Le scuole monastiche furono la base della rinascita della filosofia scolastica,
immediatamente precedenti alle Università medievali.
Nel medioevo il livello di istruzione era molto basso, anche fra i nobili, infatti
alcuni di essi assumevano precettori privati per l’istruzione dei figli.
Dopo l’anno 1.000 nacquero scuole private tenute da maestri liberi, poi fra il
XII e XIII secolo la scuola italiana iniziò a cambiare radicalmente.
Le scuole parrocchiali sparirono, dell’insegnamento superiore se ne occuparono
soprattutto i benedettini affiancati da altri ordini religiosi, come i dominicani.
Gli stati divennero più sensibili verso l’istruzione, si svilupparono scuole laiche
a tre livelli, simili alle attuali primarie, secondarie e universitarie.
Nacquero numerose scuole laiche di insegnamento elementare, sia private che
comunali dove operava un solo maestro.
Nelle scuole private il maestro veniva pagato con le quote versate dagli alunni,
in quelle finanziate dal comune integrava lo stipendio con le quote degli
studenti.
Il maestro insegnava anche a 100 o 150 alunni, quando il numero era ritenuto
eccessivo il comune obbligava il maestro ad assumere un assistente, detto
ripetitore, al quale versava parte dei suoi proventi.
☆ ☆ ☆ ☆
CONSEGNA A
Nel brano sulle scuole medievali, come veniva chiamato l'assistente che il comune obbligava il maestro ad assumere?
CONSEGNA B
Scrivi il seguito del brano sulle scuole medievali, riprendendo dopo la sua ultima frase.
I record non sono necessari.

[Record di elementi e coordinate]
☆ ☆ ☆ ☆
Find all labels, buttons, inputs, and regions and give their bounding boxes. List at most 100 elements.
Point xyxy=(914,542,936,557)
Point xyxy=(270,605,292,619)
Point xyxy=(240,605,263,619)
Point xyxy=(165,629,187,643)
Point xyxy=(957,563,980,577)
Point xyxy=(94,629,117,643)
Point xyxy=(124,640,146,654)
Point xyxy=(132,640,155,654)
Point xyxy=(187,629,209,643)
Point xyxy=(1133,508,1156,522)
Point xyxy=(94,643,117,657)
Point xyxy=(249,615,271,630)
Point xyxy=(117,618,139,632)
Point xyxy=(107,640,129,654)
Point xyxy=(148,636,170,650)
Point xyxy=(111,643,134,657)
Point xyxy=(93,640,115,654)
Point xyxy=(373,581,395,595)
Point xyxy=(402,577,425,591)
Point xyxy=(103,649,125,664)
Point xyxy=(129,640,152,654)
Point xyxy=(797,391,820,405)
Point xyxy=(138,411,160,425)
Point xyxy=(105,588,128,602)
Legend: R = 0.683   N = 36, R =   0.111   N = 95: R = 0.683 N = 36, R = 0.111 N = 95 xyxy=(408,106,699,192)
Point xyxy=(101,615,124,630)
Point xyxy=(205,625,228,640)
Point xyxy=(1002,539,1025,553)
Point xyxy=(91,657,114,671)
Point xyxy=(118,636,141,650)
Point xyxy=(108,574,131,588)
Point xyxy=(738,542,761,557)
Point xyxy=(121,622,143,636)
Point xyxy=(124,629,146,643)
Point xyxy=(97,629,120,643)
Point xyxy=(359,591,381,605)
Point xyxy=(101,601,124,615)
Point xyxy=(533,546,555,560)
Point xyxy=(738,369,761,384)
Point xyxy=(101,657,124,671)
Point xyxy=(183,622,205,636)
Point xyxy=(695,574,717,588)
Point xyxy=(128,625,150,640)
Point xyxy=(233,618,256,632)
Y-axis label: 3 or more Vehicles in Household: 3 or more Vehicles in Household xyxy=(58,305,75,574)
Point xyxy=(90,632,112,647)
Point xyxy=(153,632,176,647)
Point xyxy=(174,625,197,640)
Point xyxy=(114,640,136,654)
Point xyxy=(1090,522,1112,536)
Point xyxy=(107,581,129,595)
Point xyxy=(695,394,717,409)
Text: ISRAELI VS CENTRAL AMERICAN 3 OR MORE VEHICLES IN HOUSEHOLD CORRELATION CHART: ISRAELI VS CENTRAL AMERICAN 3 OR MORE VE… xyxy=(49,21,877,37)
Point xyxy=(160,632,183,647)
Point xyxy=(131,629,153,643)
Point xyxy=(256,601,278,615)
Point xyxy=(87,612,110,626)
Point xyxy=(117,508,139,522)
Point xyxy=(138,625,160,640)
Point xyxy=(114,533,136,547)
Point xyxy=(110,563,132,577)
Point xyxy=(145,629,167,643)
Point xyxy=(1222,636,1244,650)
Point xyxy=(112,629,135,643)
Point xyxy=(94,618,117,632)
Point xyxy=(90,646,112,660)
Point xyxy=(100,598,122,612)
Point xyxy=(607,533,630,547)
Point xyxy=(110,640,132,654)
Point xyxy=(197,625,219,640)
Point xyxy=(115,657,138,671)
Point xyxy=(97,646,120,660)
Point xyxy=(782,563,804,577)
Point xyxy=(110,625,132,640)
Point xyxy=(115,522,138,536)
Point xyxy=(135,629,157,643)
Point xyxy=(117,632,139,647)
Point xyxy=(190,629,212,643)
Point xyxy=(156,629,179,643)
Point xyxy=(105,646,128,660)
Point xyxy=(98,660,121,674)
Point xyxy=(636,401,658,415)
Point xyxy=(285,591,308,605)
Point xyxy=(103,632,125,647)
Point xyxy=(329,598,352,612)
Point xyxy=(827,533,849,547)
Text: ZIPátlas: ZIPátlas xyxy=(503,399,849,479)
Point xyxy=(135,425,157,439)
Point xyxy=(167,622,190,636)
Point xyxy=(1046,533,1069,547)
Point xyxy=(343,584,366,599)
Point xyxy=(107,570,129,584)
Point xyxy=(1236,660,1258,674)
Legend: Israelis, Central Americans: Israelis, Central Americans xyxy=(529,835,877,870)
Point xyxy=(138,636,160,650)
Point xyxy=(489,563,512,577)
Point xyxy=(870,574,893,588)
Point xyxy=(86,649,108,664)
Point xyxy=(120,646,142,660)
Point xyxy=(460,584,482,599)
☆ ☆ ☆ ☆
RISPOSTA A
Veniva chiamato ripetitore.

RISPOSTA B
Nel XIII secolo nacquero le scuole laiche secondarie per studenti già
alfabetizzati ed erano principalmente di due tipi:
- grammatica, basate sullo studio della lingua latina, di autori classici e
medievali - d’abaco, rivolte alle tecniche di calcolo con le cifre arabe e alla
matematica mercantile
Una scuola non precludeva l’altra, ad esempio lo storico, scrittore e diplomatico
italiano Niccolò Machiavelli frequentò sia la scuola d’abaco che quella di
grammatica.
In seguito nacquero altri tipi di scuole, come quelle di giurisprudenza.
Nel XI secolo nacquero le università, famosa è quella di Bologna fondata nel
1088 che, secondo diverse fonti, è l’università più antica del mondo.
Verso la fine del 1200 le scuole religiose persero di importanza, rimasero
essenziali solo per la formazione del clero.
Nel rinascimento la scuola italiana rimase quasi invariata, quelle ecclesiastiche
formavano il clero, mentre quelle laiche, private e comunali dopo un primo
livello elementare si dividevano in istruzione d’abaco e di grammatica.
Invece il numero di scuole aumentò notevolmente, come il numero di ragazzi
alfabetizzati mentre fra le ragazze l’alfabetizzazione era estremamente bassa.
Nel 1500 nacquero le prima scuole comunali gratuite, poi quelle umanistiche,
di livello superiore rispetto a quelle di grammatica.
Verso la fine del 1400 i religiosi istituirono scuole di dottrina cristiana operanti
la domenica o nei giorni festivi, dove insegnando il catechismo ai ragazzi,
contribuirono anche alla riduzione dell’analfabetismo.
Dopo la Controriforma del 1545 nacquero scuole gestite da diversi ordini
religiosi, come i gesuiti che alla fine del 1600 contavano 111 collegi aperti.
I gesuiti inizialmente insegnavano anche a leggere e scrivere, poi abolirono
l’insegnamento elementare nei collegi diventando istituzioni rivolte ai ragazzi
dei ceti medi o superiori, quindi già alfabetizzati, fornendo un’istruzione di alto
livello.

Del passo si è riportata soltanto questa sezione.